● **Stored data**:
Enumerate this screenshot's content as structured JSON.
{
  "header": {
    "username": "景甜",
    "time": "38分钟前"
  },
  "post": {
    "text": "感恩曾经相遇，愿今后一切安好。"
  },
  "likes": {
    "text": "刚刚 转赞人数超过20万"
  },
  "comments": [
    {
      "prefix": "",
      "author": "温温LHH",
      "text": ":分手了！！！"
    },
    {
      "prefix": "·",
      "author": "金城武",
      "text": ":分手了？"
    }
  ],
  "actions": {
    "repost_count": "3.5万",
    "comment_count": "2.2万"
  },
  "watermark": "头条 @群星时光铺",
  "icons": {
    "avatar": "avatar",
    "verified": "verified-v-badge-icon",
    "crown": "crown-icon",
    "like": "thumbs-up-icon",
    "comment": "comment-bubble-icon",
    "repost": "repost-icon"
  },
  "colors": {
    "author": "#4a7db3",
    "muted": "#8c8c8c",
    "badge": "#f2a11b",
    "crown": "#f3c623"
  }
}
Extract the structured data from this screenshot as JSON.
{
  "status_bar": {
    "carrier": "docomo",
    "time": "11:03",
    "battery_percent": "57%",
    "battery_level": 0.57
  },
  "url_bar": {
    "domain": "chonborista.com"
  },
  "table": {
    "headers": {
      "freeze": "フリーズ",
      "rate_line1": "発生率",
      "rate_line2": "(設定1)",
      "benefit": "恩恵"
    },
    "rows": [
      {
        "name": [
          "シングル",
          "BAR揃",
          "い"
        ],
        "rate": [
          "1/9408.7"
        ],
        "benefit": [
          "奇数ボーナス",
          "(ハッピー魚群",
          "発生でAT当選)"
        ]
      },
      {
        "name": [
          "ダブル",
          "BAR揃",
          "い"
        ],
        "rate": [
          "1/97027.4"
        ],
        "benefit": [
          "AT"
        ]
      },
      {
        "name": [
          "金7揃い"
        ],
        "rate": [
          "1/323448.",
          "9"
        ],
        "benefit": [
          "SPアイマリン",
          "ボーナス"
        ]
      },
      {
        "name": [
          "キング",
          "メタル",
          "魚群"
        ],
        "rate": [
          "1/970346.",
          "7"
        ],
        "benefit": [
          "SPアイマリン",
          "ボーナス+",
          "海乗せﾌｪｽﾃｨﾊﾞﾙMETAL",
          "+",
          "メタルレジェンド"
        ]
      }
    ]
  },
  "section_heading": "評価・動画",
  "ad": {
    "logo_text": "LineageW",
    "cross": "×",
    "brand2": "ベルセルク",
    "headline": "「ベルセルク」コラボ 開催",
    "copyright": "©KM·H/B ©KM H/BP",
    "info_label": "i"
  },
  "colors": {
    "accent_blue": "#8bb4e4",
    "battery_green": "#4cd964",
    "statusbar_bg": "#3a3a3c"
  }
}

● **Exercise instructions**: Transcribe each entry exactly.

● **The answer**:
Enumerate this screenshot's content as structured JSON.
{
  "header": {
    "username": "景甜",
    "time": "38分钟前"
  },
  "post": {
    "text": "感恩曾经相遇，愿今后一切安好。"
  },
  "likes": {
    "text": "刚刚 转赞人数超过20万"
  },
  "comments": [
    {
      "prefix": "",
      "author": "温温LHH",
      "text": ":分手了！！！"
    },
    {
      "prefix": "·",
      "author": "金城武",
      "text": ":分手了？"
    }
  ],
  "actions": {
    "repost_count": "3.5万",
    "comment_count": "2.2万"
  },
  "watermark": "头条 @群星时光铺",
  "icons": {
    "avatar": "avatar",
    "verified": "verified-v-badge-icon",
    "crown": "crown-icon",
    "like": "thumbs-up-icon",
    "comment": "comment-bubble-icon",
    "repost": "repost-icon"
  },
  "colors": {
    "author": "#4a7db3",
    "muted": "#8c8c8c",
    "badge": "#f2a11b",
    "crown": "#f3c623"
  }
}
Extract the structured data from this screenshot as JSON.
{
  "status_bar": {
    "carrier": "docomo",
    "time": "11:03",
    "battery_percent": "57%",
    "battery_level": 0.57
  },
  "url_bar": {
    "domain": "chonborista.com"
  },
  "table": {
    "headers": {
      "freeze": "フリーズ",
      "rate_line1": "発生率",
      "rate_line2": "(設定1)",
      "benefit": "恩恵"
    },
    "rows": [
      {
        "name": [
          "シングル",
          "BAR揃",
          "い"
        ],
        "rate": [
          "1/9408.7"
        ],
        "benefit": [
          "奇数ボーナス",
          "(ハッピー魚群",
          "発生でAT当選)"
        ]
      },
      {
        "name": [
          "ダブル",
          "BAR揃",
          "い"
        ],
        "rate": [
          "1/97027.4"
        ],
        "benefit": [
          "AT"
        ]
      },
      {
        "name": [
          "金7揃い"
        ],
        "rate": [
          "1/323448.",
          "9"
        ],
        "benefit": [
          "SPアイマリン",
          "ボーナス"
        ]
      },
      {
        "name": [
          "キング",
          "メタル",
          "魚群"
        ],
        "rate": [
          "1/970346.",
          "7"
        ],
        "benefit": [
          "SPアイマリン",
          "ボーナス+",
          "海乗せﾌｪｽﾃｨﾊﾞﾙMETAL",
          "+",
          "メタルレジェンド"
        ]
      }
    ]
  },
  "section_heading": "評価・動画",
  "ad": {
    "logo_text": "LineageW",
    "cross": "×",
    "brand2": "ベルセルク",
    "headline": "「ベルセルク」コラボ 開催",
    "copyright": "©KM·H/B ©KM H/BP",
    "info_label": "i"
  },
  "colors": {
    "accent_blue": "#8bb4e4",
    "battery_green": "#4cd964",
    "statusbar_bg": "#3a3a3c"
  }
}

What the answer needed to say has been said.